::: Texto fornecido
Doença causada pela bactéria
, onde o sintoma inicial é o murchamento das folhas basais, principalmente nas horas mais quentes do dia. Com a evolução, todas as folhas murcham, amarelecem e secam. O caule da planta, logo abaixo da casca, fica escurecido. Com muita umidade, listras negras podem ser visualizadas externamente.
A bactéria é facilmente disseminada em solos encharcados. Deve-se evitar o plantio em áreas de baixada e encharcadas, e também plantios sucessivos nos mesmos locais. Recomenda-se eliminar as soqueiras e realizar rotação de culturas com gramíneas. Estes cuidados visam evitar a infestação geral da área. Lesões de nematóides podem ser porta de entrada para a bactéria. Áreas infestadas devem ser preparadas por último e, após a operação, desinfestar os implementos utilizados.
Cultivares resistentes já existem e devem ser usadas. Essa doença causa grandes perdas, principalmente em anos chuvosos. Vários programas de melhoramento genético de plantas visam a seleção de variedades resistentes à Murchadeira. Atualmente já se tem cultivares resistentes, que devem ser usadas, principalmente nas áreas de baixada, com maior umidade no solo e/ou histórico da doença.
::::::
::: Material exibido
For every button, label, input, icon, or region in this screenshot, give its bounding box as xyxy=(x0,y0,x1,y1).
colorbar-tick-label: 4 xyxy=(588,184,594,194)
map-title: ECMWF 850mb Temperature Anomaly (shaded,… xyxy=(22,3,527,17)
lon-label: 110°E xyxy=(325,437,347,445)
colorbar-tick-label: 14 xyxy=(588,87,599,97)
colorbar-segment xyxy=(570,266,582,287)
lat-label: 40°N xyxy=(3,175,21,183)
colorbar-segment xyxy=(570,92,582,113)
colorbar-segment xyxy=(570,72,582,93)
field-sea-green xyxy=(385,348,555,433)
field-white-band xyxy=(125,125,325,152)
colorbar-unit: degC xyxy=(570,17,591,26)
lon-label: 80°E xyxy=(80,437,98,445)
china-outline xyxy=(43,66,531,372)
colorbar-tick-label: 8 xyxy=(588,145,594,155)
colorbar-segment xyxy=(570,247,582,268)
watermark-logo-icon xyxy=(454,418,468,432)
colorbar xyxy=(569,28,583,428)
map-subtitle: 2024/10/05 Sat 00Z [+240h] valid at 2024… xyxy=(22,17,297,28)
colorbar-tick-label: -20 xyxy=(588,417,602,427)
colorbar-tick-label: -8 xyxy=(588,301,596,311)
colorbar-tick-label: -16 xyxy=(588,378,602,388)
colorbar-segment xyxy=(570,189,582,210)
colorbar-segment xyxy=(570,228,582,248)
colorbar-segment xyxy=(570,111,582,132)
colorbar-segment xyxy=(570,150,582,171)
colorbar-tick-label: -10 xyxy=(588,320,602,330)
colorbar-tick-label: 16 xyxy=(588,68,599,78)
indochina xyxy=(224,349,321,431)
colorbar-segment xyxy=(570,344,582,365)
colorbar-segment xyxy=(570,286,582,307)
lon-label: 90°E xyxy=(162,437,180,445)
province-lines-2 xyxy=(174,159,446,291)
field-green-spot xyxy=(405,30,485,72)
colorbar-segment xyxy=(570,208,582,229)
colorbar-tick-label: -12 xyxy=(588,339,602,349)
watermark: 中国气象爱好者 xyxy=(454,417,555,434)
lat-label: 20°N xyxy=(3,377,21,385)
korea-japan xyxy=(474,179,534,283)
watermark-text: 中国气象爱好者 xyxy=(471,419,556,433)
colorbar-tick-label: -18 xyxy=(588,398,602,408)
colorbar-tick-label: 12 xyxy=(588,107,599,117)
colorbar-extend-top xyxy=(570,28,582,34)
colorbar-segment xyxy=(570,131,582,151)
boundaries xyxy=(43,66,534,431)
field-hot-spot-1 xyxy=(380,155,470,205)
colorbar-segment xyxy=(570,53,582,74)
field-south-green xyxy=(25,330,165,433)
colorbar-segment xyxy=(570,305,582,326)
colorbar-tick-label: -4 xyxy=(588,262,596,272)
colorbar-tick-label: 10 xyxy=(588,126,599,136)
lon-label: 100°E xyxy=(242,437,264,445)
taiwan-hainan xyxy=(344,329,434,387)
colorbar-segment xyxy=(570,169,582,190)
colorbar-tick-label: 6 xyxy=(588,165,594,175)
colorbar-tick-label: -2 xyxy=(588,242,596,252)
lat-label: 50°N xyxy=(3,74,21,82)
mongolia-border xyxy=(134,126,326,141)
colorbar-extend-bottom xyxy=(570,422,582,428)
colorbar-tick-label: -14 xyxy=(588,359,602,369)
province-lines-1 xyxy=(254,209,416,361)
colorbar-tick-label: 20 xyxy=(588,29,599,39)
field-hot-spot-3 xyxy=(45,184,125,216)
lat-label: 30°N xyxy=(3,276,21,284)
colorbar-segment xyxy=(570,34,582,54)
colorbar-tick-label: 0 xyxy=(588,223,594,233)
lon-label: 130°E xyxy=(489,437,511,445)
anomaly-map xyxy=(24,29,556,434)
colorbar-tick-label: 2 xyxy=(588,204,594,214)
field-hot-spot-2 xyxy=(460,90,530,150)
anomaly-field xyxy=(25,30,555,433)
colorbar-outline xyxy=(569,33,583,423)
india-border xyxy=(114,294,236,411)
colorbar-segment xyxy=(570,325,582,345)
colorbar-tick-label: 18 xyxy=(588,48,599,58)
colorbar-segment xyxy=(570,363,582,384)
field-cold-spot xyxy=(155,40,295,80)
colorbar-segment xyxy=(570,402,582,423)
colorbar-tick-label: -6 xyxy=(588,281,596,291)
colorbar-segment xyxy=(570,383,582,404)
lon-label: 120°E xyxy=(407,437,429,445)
::::::
* **A fazer**
**A.** No texto sobre a Murchadeira, em que tipo de solo a bactéria se dissemina com facilidade?
**B.** Prossiga o texto sobre a Murchadeira a partir do ponto em que ele termina.

* **Resultados**
**A.** Em solos encharcados.

**B.**
A bactéria pode ser detectada no solo, água ou material vegetal através de isolamento em meio seletivo e/ou antissoro e/ou PCR. A identificação de estirpes em relação à biovar auxilia no estabelecimento de estratégias de controle.
Mosaico, Mosaico do Pepino, PVY, Vira-Cabeça e Listra são viroses com formas específicas de transmissão (mecânica, tripes, pulgões) e persistência (outras solanáceas, sendo essencial o conhecimento da etiologia para a tomada de estratégias corretas de controle). Existem variedades resistentes para algumas destas viroses. A identificação dos agentes causais pode ser feita por sorologia, microscopia eletrônica, observação de inclusões citoplasmáticas, RT-PCR, além de outras técnicas, tais como o uso de plantas indicadoras. A utilização de técnicas moleculares (análise do RNA) agiliza a identificação. O seqüenciamento do RNA permite a identificação de novas estirpes, informação essencial aos programas de melhoramento.
A solução dos problemas causados pelas doenças na cultura do fumo, baseando-se nos três pontos levantados na introdução, poderia ser buscada das seguintes maneiras:
1. Disponibilizar laboratórios de clínica vegetal com:
a. Capacidade de realizar testes sorológicos, microscopia de imunofluorescência, análise de DNA, entre outras técnicas;
b. Pessoal treinado, capaz de coletar amostras a campo, quando forem doenças de etiologia aparentemente mais complexa;
c. Potencial de processar grande número de amostras em pequeno espaço de tempo e a baixo custo.
2. Financiar pesquisas que ajustem protocolos de identificação dos principais patógenos nas condições das lavouras brasileiras. O ajuste de um protocolo, testando amostras sabidamente positivas e negativas, toma tempo e exige recurso, mas é essencial para o levantamento da incidência de qualquer patógeno em determinada região.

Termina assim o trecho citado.